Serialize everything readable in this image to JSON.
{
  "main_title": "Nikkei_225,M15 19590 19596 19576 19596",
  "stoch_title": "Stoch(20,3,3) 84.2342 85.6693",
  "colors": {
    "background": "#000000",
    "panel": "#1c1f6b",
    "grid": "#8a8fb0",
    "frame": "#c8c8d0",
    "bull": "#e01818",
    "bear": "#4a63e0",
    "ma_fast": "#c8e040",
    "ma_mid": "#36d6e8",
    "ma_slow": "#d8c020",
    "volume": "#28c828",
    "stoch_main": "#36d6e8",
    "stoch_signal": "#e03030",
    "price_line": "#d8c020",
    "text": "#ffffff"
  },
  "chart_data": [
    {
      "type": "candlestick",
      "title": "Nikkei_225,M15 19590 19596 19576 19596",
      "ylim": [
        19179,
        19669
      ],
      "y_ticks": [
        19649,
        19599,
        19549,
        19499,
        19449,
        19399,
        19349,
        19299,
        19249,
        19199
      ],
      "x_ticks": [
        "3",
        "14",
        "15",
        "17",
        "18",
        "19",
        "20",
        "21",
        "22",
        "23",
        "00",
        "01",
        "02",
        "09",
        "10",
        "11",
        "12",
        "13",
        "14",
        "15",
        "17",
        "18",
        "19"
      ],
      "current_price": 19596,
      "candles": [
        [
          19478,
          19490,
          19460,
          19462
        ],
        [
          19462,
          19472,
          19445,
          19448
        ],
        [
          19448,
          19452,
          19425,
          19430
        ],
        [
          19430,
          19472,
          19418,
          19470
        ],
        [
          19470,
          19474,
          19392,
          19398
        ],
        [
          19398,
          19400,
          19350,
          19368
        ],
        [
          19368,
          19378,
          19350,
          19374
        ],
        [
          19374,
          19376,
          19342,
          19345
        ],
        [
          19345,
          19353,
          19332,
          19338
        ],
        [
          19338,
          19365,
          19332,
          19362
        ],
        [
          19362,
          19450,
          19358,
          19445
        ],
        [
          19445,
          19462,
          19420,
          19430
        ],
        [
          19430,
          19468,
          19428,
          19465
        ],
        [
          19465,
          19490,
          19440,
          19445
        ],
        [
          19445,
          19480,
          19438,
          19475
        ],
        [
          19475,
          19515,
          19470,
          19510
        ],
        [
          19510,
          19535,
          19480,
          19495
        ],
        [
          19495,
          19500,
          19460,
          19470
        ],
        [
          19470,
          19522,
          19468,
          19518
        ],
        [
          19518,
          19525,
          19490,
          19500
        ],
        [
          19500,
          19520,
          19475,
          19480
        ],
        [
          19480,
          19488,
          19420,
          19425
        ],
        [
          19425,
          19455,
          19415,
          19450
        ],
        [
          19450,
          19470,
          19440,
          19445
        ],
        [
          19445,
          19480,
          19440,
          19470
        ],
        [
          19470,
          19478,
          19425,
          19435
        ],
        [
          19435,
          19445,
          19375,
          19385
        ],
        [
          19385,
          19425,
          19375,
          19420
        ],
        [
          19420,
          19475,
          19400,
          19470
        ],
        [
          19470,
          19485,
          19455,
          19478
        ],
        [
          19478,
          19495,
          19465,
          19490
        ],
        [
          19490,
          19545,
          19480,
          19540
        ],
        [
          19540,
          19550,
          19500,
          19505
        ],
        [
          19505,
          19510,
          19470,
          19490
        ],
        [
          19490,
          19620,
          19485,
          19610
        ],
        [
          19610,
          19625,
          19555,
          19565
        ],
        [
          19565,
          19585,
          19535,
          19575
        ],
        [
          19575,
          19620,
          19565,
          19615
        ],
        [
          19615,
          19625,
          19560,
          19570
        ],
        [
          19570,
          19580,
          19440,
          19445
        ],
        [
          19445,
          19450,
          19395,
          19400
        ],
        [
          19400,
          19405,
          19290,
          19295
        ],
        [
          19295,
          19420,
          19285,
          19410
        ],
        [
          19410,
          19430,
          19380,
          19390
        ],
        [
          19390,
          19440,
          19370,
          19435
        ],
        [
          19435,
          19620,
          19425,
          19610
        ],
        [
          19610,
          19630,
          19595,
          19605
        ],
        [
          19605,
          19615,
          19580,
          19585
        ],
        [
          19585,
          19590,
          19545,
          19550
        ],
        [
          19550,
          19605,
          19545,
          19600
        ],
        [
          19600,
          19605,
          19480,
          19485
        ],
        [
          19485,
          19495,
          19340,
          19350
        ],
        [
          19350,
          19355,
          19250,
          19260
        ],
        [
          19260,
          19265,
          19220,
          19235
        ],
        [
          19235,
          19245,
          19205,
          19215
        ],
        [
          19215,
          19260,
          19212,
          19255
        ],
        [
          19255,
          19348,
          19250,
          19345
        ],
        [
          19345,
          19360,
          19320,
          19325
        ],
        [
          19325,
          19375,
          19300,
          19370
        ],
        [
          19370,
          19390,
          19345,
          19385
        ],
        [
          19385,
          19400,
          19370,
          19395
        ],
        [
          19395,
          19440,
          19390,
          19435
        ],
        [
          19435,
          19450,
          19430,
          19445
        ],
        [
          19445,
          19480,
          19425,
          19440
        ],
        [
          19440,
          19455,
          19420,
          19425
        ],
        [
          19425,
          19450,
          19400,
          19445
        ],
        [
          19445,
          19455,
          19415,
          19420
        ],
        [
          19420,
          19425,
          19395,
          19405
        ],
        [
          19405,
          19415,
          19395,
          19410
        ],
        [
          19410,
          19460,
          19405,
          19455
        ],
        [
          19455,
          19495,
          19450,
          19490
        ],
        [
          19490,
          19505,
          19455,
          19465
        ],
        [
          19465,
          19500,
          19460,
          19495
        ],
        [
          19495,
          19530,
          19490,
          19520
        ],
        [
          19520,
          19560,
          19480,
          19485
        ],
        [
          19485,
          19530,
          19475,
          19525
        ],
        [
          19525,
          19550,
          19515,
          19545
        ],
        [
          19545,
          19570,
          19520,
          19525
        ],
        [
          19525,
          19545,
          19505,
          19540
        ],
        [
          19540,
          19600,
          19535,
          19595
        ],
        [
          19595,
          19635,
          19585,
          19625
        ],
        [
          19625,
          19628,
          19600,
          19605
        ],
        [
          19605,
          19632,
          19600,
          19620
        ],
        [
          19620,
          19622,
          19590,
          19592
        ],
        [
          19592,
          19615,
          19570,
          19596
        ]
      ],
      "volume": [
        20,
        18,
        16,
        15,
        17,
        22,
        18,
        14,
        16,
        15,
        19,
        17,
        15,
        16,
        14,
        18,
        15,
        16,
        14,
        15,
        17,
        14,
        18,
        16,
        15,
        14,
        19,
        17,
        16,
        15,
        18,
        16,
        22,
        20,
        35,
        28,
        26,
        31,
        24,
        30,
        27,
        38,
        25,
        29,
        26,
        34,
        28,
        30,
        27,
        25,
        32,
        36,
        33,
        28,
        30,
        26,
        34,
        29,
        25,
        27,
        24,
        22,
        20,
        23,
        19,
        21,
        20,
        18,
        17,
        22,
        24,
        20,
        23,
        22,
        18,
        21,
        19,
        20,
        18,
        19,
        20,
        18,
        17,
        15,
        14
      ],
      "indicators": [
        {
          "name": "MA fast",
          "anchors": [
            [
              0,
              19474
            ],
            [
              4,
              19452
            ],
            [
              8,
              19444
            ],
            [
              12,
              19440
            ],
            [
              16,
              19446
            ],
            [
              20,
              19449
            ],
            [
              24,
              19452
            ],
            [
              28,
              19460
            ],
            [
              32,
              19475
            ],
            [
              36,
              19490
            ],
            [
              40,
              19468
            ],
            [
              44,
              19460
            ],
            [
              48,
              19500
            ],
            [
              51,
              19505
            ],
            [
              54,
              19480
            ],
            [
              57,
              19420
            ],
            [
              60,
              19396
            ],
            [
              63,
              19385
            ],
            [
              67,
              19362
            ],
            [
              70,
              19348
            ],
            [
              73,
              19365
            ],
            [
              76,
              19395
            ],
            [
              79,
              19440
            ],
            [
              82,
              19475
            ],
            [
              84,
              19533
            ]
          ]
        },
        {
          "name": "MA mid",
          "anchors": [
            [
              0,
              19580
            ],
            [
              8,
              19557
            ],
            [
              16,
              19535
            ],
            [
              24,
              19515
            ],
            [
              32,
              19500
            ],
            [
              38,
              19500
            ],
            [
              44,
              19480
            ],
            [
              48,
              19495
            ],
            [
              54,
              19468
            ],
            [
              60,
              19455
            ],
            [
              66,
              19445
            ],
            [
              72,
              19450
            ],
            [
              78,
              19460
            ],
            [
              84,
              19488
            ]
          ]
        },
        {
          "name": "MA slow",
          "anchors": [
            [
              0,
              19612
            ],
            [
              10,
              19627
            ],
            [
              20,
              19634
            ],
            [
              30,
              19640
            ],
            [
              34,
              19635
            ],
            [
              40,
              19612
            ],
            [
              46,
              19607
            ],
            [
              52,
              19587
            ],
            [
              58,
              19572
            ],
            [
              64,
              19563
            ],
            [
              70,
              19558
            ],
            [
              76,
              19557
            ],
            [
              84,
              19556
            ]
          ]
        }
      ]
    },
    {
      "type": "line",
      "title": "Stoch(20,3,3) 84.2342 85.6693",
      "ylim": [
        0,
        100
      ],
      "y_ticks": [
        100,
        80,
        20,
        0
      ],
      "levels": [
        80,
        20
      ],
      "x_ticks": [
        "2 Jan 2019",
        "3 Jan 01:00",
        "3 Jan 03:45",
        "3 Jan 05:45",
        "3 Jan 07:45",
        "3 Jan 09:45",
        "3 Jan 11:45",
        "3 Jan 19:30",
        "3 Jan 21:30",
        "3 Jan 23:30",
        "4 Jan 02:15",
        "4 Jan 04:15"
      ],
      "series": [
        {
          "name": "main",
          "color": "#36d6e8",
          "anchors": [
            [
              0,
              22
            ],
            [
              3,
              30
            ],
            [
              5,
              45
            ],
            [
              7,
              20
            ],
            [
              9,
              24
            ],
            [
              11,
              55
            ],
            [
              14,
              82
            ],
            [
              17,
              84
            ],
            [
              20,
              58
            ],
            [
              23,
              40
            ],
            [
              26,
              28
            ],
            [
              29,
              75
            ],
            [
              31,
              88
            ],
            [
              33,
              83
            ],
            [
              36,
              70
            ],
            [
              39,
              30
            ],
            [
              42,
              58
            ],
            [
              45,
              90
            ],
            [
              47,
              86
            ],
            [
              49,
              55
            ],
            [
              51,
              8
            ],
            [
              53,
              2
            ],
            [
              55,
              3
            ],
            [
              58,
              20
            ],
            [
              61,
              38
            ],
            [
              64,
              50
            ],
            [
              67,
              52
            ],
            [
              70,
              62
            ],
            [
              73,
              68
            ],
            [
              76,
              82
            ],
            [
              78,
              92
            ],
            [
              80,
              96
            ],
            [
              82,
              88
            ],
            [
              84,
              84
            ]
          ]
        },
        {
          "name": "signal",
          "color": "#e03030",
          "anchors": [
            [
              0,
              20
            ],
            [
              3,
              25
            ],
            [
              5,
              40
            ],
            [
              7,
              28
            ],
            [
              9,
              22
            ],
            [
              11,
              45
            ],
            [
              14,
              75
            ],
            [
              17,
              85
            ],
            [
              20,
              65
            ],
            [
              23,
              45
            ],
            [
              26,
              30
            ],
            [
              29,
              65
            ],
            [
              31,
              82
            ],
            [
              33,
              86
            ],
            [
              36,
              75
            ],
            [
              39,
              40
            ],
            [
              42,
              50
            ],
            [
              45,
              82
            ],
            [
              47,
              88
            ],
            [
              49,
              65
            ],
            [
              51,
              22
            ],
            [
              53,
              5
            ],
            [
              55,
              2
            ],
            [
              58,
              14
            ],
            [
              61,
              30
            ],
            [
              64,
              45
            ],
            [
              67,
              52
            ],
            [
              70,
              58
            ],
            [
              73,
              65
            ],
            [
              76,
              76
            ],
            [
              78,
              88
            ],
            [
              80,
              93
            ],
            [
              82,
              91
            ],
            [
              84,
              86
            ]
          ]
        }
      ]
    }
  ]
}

#### WHAT TO PRODUCE:
For each line of the entries that includes "name", show that line.

#### SOLUTION TO THIS EXERCISE:
          "name": "MA fast",
          "name": "MA mid",
          "name": "MA slow",
          "name": "main",
          "name": "signal",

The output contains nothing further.